## Task to complete
Copy every line, leaving nothing out and adding nothing.

## Rows
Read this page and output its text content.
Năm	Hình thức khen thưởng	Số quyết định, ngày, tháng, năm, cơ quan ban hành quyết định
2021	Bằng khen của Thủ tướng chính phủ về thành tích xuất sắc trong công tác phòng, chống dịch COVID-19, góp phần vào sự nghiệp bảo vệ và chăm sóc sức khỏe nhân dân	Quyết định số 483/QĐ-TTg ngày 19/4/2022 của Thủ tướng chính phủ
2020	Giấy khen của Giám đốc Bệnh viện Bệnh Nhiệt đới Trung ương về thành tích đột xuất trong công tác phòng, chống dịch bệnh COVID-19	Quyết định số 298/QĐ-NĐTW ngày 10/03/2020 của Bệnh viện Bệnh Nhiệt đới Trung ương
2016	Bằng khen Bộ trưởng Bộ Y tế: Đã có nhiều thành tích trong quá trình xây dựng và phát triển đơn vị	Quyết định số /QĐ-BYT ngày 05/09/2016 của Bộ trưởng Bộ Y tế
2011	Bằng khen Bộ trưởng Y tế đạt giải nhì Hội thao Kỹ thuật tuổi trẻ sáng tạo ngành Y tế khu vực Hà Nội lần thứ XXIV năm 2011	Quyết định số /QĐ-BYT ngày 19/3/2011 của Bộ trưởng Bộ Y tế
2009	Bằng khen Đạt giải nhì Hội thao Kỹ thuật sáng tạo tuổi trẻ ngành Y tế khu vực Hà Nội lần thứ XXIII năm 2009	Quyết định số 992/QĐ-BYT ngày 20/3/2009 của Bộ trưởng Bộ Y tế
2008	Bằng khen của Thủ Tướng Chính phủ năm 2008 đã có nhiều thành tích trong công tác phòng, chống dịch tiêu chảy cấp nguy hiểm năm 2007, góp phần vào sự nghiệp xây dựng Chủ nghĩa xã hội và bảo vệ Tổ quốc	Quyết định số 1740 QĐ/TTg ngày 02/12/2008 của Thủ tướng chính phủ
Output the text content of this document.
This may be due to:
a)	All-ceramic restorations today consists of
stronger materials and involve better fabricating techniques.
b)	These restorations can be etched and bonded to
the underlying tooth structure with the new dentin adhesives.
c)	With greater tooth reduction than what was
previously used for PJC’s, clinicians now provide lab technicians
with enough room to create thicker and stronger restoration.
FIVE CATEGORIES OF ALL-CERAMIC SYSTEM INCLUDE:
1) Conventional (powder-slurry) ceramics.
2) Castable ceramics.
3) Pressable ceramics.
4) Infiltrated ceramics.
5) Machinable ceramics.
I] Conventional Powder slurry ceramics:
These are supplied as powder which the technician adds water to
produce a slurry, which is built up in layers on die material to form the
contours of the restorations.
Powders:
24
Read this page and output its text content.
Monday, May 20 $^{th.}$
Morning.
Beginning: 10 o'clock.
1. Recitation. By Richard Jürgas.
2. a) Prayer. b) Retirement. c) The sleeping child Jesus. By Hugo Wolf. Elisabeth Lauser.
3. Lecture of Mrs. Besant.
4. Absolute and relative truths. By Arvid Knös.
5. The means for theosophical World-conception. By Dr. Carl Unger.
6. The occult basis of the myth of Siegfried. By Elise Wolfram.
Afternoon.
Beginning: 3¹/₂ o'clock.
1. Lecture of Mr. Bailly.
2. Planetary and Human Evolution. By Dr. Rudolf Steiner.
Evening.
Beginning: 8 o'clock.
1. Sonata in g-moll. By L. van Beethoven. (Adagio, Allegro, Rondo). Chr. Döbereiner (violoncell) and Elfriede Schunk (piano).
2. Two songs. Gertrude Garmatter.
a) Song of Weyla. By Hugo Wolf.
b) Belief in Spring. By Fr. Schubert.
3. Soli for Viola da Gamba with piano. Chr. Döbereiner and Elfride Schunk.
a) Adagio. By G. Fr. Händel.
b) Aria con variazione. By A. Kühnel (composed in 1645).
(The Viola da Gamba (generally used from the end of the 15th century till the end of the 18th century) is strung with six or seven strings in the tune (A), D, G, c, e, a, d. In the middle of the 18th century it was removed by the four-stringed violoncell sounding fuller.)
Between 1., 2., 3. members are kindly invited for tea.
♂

## Task result
Read this page and output its text content.
Năm	Hình thức khen thưởng	Số quyết định, ngày, tháng, năm, cơ quan ban hành quyết định
2021	Bằng khen của Thủ tướng chính phủ về thành tích xuất sắc trong công tác phòng, chống dịch COVID-19, góp phần vào sự nghiệp bảo vệ và chăm sóc sức khỏe nhân dân	Quyết định số 483/QĐ-TTg ngày 19/4/2022 của Thủ tướng chính phủ
2020	Giấy khen của Giám đốc Bệnh viện Bệnh Nhiệt đới Trung ương về thành tích đột xuất trong công tác phòng, chống dịch bệnh COVID-19	Quyết định số 298/QĐ-NĐTW ngày 10/03/2020 của Bệnh viện Bệnh Nhiệt đới Trung ương
2016	Bằng khen Bộ trưởng Bộ Y tế: Đã có nhiều thành tích trong quá trình xây dựng và phát triển đơn vị	Quyết định số /QĐ-BYT ngày 05/09/2016 của Bộ trưởng Bộ Y tế
2011	Bằng khen Bộ trưởng Y tế đạt giải nhì Hội thao Kỹ thuật tuổi trẻ sáng tạo ngành Y tế khu vực Hà Nội lần thứ XXIV năm 2011	Quyết định số /QĐ-BYT ngày 19/3/2011 của Bộ trưởng Bộ Y tế
2009	Bằng khen Đạt giải nhì Hội thao Kỹ thuật sáng tạo tuổi trẻ ngành Y tế khu vực Hà Nội lần thứ XXIII năm 2009	Quyết định số 992/QĐ-BYT ngày 20/3/2009 của Bộ trưởng Bộ Y tế
2008	Bằng khen của Thủ Tướng Chính phủ năm 2008 đã có nhiều thành tích trong công tác phòng, chống dịch tiêu chảy cấp nguy hiểm năm 2007, góp phần vào sự nghiệp xây dựng Chủ nghĩa xã hội và bảo vệ Tổ quốc	Quyết định số 1740 QĐ/TTg ngày 02/12/2008 của Thủ tướng chính phủ
Output the text content of this document.
This may be due to:
a)	All-ceramic restorations today consists of
stronger materials and involve better fabricating techniques.
b)	These restorations can be etched and bonded to
the underlying tooth structure with the new dentin adhesives.
c)	With greater tooth reduction than what was
previously used for PJC’s, clinicians now provide lab technicians
with enough room to create thicker and stronger restoration.
FIVE CATEGORIES OF ALL-CERAMIC SYSTEM INCLUDE:
1) Conventional (powder-slurry) ceramics.
2) Castable ceramics.
3) Pressable ceramics.
4) Infiltrated ceramics.
5) Machinable ceramics.
I] Conventional Powder slurry ceramics:
These are supplied as powder which the technician adds water to
produce a slurry, which is built up in layers on die material to form the
contours of the restorations.
Powders:
24
Read this page and output its text content.
Monday, May 20 $^{th.}$
Morning.
Beginning: 10 o'clock.
1. Recitation. By Richard Jürgas.
2. a) Prayer. b) Retirement. c) The sleeping child Jesus. By Hugo Wolf. Elisabeth Lauser.
3. Lecture of Mrs. Besant.
4. Absolute and relative truths. By Arvid Knös.
5. The means for theosophical World-conception. By Dr. Carl Unger.
6. The occult basis of the myth of Siegfried. By Elise Wolfram.
Afternoon.
Beginning: 3¹/₂ o'clock.
1. Lecture of Mr. Bailly.
2. Planetary and Human Evolution. By Dr. Rudolf Steiner.
Evening.
Beginning: 8 o'clock.
1. Sonata in g-moll. By L. van Beethoven. (Adagio, Allegro, Rondo). Chr. Döbereiner (violoncell) and Elfriede Schunk (piano).
2. Two songs. Gertrude Garmatter.
a) Song of Weyla. By Hugo Wolf.
b) Belief in Spring. By Fr. Schubert.
3. Soli for Viola da Gamba with piano. Chr. Döbereiner and Elfride Schunk.
a) Adagio. By G. Fr. Händel.
b) Aria con variazione. By A. Kühnel (composed in 1645).
(The Viola da Gamba (generally used from the end of the 15th century till the end of the 18th century) is strung with six or seven strings in the tune (A), D, G, c, e, a, d. In the middle of the 18th century it was removed by the four-stringed violoncell sounding fuller.)
Between 1., 2., 3. members are kindly invited for tea.
♂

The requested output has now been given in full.